:: YOUR OBJECTIVE ::
Filter the entries below, keeping every line that has the word "able".

:: DATA LINES ::
-------

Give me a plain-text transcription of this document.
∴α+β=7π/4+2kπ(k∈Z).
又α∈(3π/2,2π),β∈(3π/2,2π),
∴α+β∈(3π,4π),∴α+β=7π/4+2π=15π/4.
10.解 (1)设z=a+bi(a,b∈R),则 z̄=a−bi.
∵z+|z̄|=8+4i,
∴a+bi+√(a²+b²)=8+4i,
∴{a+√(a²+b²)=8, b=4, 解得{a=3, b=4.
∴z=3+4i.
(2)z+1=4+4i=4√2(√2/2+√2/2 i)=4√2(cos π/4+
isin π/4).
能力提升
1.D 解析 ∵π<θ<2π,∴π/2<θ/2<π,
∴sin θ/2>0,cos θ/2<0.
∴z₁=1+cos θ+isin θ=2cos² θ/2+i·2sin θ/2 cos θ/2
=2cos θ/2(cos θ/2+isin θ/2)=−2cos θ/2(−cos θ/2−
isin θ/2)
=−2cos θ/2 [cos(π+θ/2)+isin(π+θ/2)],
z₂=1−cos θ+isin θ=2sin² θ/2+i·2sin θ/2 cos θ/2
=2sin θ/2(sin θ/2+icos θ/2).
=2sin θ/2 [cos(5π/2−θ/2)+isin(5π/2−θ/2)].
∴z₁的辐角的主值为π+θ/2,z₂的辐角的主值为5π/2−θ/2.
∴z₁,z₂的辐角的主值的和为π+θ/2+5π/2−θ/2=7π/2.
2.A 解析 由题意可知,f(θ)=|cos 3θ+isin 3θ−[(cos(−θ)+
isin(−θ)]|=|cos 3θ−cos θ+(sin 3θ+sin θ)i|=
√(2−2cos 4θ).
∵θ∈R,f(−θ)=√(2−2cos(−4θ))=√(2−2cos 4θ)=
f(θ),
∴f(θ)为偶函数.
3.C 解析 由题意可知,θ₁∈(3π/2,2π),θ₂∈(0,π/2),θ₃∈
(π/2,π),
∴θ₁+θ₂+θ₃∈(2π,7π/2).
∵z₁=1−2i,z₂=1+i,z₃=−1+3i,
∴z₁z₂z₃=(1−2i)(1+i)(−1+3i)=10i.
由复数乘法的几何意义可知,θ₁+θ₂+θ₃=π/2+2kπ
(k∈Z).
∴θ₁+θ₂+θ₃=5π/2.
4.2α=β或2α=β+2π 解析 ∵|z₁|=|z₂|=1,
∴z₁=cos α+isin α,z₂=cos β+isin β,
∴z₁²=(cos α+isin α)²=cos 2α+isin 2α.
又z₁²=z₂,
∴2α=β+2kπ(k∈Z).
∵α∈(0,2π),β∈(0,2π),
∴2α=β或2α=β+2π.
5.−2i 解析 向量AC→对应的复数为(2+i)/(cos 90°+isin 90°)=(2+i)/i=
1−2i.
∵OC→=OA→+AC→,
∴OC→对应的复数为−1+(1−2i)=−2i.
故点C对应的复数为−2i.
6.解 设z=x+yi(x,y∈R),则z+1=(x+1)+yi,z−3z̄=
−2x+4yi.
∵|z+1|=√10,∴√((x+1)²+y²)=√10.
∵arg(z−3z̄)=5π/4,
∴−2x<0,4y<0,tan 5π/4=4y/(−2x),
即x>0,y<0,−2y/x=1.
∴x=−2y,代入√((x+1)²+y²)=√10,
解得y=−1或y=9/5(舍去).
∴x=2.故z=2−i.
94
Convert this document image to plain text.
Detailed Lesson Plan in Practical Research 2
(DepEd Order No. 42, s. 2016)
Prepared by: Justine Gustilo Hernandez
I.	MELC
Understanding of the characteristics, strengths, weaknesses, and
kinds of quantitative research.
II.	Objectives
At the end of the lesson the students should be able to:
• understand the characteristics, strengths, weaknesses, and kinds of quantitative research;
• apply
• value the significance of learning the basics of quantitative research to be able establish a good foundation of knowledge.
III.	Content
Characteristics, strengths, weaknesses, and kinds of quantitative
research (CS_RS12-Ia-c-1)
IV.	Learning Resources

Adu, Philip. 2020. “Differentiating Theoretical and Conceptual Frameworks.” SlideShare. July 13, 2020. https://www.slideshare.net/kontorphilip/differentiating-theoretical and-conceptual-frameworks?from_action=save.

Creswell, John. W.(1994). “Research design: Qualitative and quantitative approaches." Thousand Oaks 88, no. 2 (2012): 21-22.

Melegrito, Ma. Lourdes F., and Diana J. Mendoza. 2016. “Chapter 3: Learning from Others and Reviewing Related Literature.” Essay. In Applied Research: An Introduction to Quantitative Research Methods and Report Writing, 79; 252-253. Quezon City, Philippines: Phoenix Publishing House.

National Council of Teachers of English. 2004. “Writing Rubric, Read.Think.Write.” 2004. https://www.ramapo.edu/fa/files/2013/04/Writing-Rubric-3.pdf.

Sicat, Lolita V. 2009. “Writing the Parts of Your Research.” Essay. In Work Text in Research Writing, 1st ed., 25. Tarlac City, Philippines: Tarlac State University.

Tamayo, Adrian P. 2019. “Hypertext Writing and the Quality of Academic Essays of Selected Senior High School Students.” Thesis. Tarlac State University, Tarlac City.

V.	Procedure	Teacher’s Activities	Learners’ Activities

-------

:: SOLUTION FOR THIS EXERCISE ::
At the end of the lesson the students should be able to:
• value the significance of learning the basics of quantitative research to be able establish a good foundation of knowledge.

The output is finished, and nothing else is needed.